▶ [Brief]: Go through the entries below and pick out every line with "扬州市音乐厅".

__________________________________________________

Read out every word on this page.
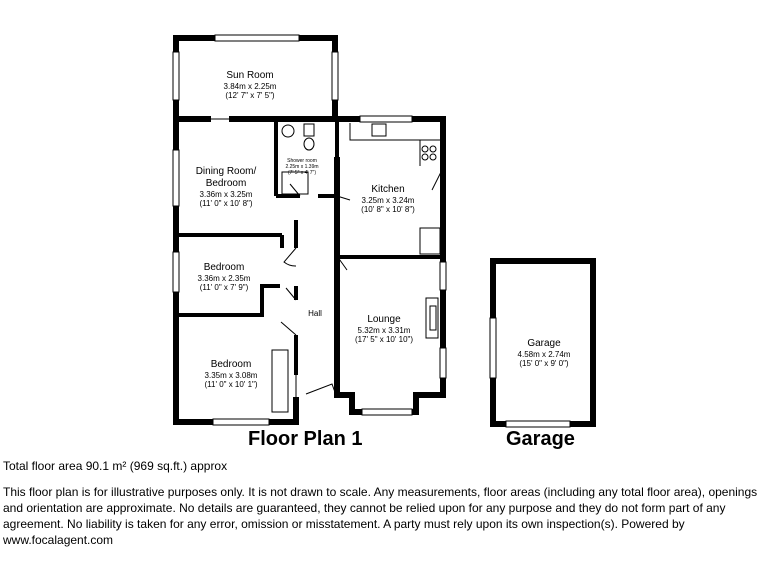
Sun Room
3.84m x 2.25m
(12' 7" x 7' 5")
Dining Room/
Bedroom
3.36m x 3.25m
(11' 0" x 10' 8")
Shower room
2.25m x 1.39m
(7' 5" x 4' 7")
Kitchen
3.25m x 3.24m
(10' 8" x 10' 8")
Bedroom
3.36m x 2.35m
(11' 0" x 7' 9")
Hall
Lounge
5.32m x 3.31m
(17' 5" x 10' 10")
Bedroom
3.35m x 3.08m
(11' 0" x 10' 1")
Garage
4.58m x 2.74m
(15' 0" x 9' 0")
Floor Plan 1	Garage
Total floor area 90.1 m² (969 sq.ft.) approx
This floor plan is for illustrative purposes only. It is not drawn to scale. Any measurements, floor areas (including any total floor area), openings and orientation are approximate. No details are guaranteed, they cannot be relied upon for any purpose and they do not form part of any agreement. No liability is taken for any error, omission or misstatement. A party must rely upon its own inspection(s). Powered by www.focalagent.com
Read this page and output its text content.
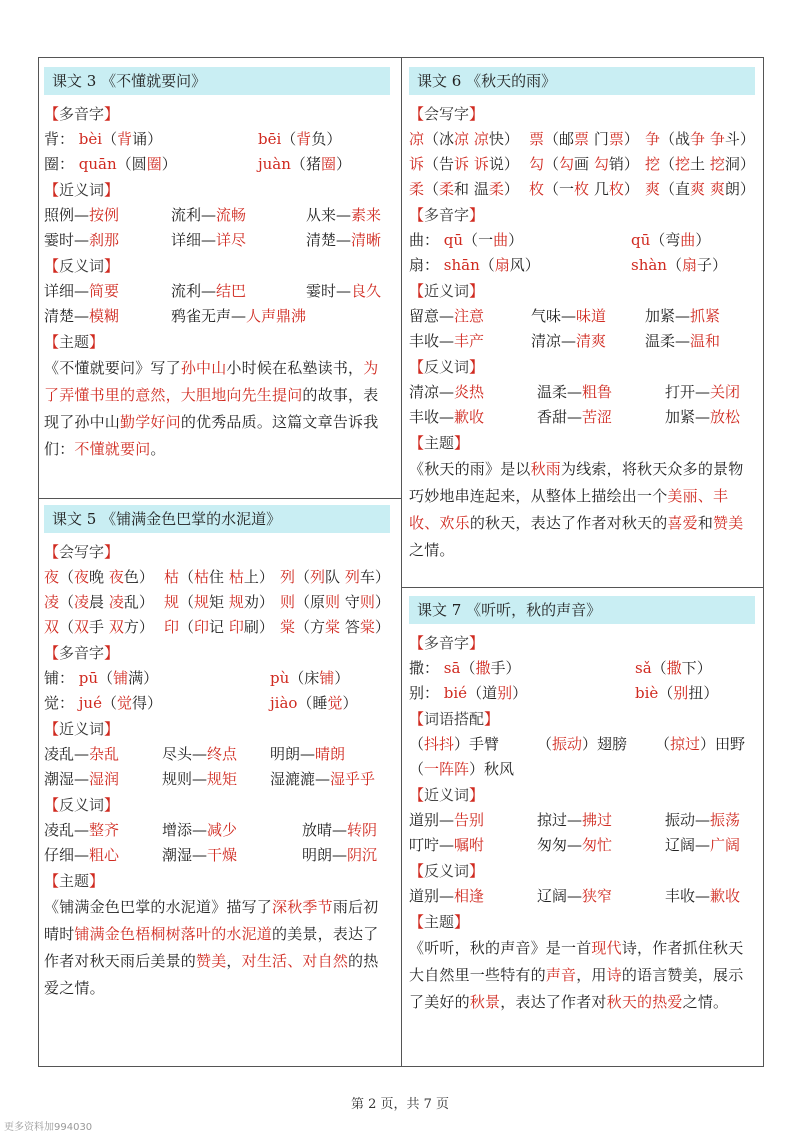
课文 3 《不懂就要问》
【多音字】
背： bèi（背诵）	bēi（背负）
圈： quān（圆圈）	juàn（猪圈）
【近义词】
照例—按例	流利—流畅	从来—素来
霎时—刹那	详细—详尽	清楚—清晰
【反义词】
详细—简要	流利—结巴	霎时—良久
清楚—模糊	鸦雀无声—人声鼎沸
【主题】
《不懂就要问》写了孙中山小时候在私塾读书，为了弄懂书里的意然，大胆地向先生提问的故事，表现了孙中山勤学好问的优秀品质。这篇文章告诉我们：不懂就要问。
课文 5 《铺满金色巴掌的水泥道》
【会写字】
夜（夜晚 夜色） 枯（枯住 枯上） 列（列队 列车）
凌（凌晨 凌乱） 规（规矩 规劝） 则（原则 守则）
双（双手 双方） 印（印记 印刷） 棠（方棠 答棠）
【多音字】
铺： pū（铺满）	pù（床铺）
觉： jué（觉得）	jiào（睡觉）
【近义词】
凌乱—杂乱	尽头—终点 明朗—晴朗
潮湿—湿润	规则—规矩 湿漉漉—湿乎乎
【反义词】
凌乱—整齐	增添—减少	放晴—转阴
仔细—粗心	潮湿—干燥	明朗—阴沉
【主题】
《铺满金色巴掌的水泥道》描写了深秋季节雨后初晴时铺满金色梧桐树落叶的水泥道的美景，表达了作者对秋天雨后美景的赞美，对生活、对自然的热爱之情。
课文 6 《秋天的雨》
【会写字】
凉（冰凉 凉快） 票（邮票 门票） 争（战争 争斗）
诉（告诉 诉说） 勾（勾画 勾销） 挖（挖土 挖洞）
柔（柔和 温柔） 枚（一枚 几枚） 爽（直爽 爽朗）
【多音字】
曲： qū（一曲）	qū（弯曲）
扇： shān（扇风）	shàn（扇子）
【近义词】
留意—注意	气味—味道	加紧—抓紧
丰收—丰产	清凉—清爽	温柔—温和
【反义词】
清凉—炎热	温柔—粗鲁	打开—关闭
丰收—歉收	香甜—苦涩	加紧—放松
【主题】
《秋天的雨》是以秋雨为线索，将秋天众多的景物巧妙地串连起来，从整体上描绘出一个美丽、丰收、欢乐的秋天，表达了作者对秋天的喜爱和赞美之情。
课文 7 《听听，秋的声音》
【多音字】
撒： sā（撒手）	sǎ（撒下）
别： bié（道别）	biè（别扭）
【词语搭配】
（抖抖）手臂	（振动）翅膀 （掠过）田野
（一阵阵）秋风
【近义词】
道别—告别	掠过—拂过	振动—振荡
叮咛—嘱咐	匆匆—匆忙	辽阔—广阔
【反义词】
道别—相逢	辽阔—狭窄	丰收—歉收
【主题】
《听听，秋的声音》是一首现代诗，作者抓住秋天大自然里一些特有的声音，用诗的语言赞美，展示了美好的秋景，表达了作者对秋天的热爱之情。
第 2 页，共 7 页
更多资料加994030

__________________________________________________

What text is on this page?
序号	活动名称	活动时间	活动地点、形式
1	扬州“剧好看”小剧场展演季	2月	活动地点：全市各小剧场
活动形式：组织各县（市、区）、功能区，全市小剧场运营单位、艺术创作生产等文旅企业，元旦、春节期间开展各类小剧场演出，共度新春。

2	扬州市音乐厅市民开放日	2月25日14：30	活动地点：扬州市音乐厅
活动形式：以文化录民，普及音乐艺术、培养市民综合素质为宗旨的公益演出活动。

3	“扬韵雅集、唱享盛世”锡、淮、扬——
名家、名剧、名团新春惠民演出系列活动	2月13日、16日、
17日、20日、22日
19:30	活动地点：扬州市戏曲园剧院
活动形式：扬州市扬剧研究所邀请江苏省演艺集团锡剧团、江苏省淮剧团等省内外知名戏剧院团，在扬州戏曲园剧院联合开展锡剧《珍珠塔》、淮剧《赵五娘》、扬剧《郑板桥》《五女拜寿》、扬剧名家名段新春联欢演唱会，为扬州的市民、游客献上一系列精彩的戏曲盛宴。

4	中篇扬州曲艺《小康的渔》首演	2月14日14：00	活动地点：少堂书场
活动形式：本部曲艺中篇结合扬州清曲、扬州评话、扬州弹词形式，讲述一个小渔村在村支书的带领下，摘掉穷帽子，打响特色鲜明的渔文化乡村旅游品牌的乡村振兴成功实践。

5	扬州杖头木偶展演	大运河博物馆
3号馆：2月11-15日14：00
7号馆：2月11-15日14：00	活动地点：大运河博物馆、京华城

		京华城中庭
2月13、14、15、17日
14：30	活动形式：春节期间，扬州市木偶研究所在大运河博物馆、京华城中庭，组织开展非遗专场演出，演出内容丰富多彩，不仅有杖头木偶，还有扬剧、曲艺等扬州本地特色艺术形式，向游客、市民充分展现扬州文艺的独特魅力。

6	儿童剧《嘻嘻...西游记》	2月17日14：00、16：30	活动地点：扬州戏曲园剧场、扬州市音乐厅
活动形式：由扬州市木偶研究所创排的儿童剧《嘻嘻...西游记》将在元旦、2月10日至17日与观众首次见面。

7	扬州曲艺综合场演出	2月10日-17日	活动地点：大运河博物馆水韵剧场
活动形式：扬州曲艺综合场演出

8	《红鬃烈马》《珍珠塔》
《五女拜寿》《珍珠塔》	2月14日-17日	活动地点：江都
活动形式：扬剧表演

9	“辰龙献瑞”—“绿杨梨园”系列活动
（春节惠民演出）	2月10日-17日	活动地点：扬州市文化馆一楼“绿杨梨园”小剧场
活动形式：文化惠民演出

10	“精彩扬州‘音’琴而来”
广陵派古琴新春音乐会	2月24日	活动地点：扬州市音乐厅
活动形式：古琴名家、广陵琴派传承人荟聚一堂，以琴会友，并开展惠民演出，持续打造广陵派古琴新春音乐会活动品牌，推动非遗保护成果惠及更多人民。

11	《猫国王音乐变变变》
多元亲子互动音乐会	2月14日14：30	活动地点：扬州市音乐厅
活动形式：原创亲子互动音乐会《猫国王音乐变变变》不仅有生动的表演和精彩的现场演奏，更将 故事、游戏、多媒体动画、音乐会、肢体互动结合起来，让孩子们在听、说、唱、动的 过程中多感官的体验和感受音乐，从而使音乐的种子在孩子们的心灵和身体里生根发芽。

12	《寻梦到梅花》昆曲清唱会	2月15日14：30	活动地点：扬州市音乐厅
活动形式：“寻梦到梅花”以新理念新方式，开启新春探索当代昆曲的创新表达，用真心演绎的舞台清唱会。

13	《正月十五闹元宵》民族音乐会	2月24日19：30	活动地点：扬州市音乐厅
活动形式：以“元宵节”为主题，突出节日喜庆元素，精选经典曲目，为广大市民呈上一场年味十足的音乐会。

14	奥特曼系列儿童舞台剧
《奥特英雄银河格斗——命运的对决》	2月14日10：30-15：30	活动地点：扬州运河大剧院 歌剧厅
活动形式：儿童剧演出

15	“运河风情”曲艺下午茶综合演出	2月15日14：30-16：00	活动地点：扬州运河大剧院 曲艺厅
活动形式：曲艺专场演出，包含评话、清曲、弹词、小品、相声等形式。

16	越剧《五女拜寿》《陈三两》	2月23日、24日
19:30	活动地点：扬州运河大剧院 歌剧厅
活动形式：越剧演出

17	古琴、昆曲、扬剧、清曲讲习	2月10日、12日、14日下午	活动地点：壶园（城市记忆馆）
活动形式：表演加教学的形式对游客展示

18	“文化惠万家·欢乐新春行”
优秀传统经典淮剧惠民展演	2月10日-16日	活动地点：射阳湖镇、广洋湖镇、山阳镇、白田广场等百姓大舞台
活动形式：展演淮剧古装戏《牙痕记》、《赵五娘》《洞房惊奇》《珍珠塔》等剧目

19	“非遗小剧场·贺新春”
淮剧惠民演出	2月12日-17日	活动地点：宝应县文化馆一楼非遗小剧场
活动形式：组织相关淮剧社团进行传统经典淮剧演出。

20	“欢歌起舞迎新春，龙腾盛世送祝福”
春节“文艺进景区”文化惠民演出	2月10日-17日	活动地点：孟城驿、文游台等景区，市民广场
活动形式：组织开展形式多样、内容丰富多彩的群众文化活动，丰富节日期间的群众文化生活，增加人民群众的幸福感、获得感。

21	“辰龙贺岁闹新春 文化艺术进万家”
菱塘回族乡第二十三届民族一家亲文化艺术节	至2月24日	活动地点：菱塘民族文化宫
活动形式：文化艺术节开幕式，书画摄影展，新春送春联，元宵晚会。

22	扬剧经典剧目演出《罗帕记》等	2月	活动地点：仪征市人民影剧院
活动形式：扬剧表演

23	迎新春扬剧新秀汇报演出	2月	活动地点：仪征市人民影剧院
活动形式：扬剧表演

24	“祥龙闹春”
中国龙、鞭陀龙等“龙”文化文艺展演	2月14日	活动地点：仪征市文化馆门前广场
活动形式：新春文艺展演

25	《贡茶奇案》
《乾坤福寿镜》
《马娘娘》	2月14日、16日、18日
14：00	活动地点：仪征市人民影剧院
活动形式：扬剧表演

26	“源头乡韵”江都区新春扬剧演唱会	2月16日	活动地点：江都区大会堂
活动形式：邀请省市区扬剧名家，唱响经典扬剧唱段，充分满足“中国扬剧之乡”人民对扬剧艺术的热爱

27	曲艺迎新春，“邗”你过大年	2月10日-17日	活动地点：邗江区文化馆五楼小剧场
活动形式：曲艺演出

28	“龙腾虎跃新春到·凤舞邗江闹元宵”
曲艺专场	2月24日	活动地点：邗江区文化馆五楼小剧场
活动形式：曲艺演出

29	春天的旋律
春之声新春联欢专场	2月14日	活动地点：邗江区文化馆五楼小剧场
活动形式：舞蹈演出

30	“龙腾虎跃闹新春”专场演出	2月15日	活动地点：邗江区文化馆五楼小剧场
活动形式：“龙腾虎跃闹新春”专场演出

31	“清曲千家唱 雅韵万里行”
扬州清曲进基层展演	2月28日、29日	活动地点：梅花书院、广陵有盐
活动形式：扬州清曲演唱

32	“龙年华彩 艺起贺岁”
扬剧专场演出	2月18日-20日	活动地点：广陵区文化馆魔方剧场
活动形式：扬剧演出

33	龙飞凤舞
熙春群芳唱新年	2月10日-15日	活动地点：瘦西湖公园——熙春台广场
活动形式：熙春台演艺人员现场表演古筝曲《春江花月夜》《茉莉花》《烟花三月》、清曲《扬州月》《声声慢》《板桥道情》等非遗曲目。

__________________________________________________

▶ [Completed task]:
2	扬州市音乐厅市民开放日	2月25日14：30	活动地点：扬州市音乐厅
6	儿童剧《嘻嘻...西游记》	2月17日14：00、16：30	活动地点：扬州戏曲园剧场、扬州市音乐厅
广陵派古琴新春音乐会	2月24日	活动地点：扬州市音乐厅
多元亲子互动音乐会	2月14日14：30	活动地点：扬州市音乐厅
12	《寻梦到梅花》昆曲清唱会	2月15日14：30	活动地点：扬州市音乐厅
13	《正月十五闹元宵》民族音乐会	2月24日19：30	活动地点：扬州市音乐厅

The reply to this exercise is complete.